Figure content listings
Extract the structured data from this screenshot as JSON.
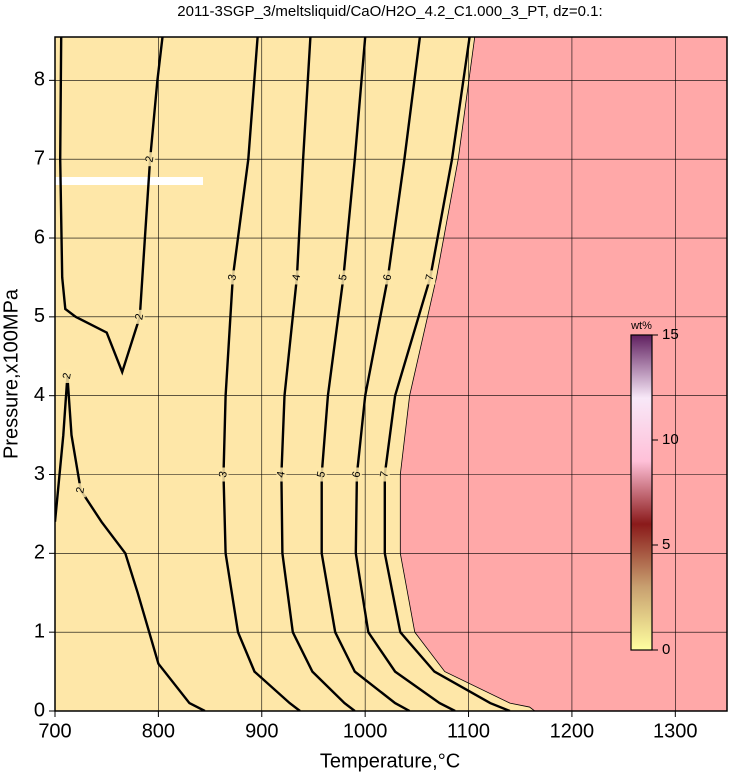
{
  "chart_data": {
    "type": "contour",
    "title": "2011-3SGP_3/meltsliquid/CaO/H2O_4.2_C1.000_3_PT, dz=0.1:",
    "x_label": "Temperature,°C",
    "y_label": "Pressure,x100MPa",
    "xlim": [
      700,
      1350
    ],
    "ylim": [
      0,
      8.55
    ],
    "xticks": [
      700,
      800,
      900,
      1000,
      1100,
      1200,
      1300
    ],
    "yticks": [
      0,
      1,
      2,
      3,
      4,
      5,
      6,
      7,
      8
    ],
    "grid": true,
    "background": "#fee7a8",
    "line_color": "#000000",
    "melt_boundary": {
      "color": "#ffa8a8",
      "x": [
        1106,
        1090,
        1069,
        1043,
        1034,
        1034,
        1048,
        1077,
        1140,
        1159,
        1164
      ],
      "y": [
        8.55,
        7,
        5.5,
        4,
        3,
        2,
        1,
        0.5,
        0.1,
        0.05,
        0
      ]
    },
    "contours": [
      {
        "level": 2,
        "x": [
          804,
          799,
          792,
          787,
          782,
          765,
          750,
          720,
          710,
          707,
          705,
          706
        ],
        "y": [
          8.55,
          8,
          7,
          6,
          5,
          4.3,
          4.8,
          5.0,
          5.1,
          5.5,
          7,
          8.55
        ]
      },
      {
        "level": 2,
        "x": [
          700,
          708,
          712,
          716,
          725,
          745,
          768,
          780,
          800,
          830,
          845
        ],
        "y": [
          2.4,
          3.5,
          4.25,
          3.5,
          2.8,
          2.4,
          2.0,
          1.5,
          0.6,
          0.1,
          0
        ]
      },
      {
        "level": 3,
        "x": [
          896,
          887,
          872,
          865,
          863,
          865,
          877,
          893,
          927,
          937
        ],
        "y": [
          8.55,
          7,
          5.5,
          4,
          3,
          2,
          1,
          0.5,
          0.1,
          0
        ]
      },
      {
        "level": 4,
        "x": [
          947,
          940,
          934,
          922,
          919,
          920,
          930,
          949,
          980,
          990
        ],
        "y": [
          8.55,
          7,
          5.5,
          4,
          3,
          2,
          1,
          0.5,
          0.1,
          0
        ]
      },
      {
        "level": 5,
        "x": [
          1000,
          990,
          979,
          964,
          958,
          958,
          971,
          990,
          1029,
          1043
        ],
        "y": [
          8.55,
          7,
          5.5,
          4,
          3,
          2,
          1,
          0.5,
          0.1,
          0
        ]
      },
      {
        "level": 6,
        "x": [
          1053,
          1038,
          1022,
          1000,
          992,
          991,
          1003,
          1029,
          1072,
          1087
        ],
        "y": [
          8.55,
          7,
          5.5,
          4,
          3,
          2,
          1,
          0.5,
          0.1,
          0
        ]
      },
      {
        "level": 7,
        "x": [
          1101,
          1084,
          1063,
          1029,
          1019,
          1019,
          1034,
          1067,
          1121,
          1140
        ],
        "y": [
          8.55,
          7,
          5.5,
          4,
          3,
          2,
          1,
          0.5,
          0.1,
          0
        ]
      }
    ],
    "colorbar": {
      "label": "wt%",
      "lim": [
        0,
        15
      ],
      "ticks": [
        0,
        5,
        10,
        15
      ],
      "colors": [
        "#ffffa0",
        "#c8a070",
        "#8a1a1a",
        "#ffc0d8",
        "#f8e8f8",
        "#602060"
      ]
    }
  }
}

EXERCISE
Copy, from the material, each line that holds the string "level".

ANSWER FOR THE TASK
        "level": 2,
        "level": 2,
        "level": 3,
        "level": 4,
        "level": 5,
        "level": 6,
        "level": 7,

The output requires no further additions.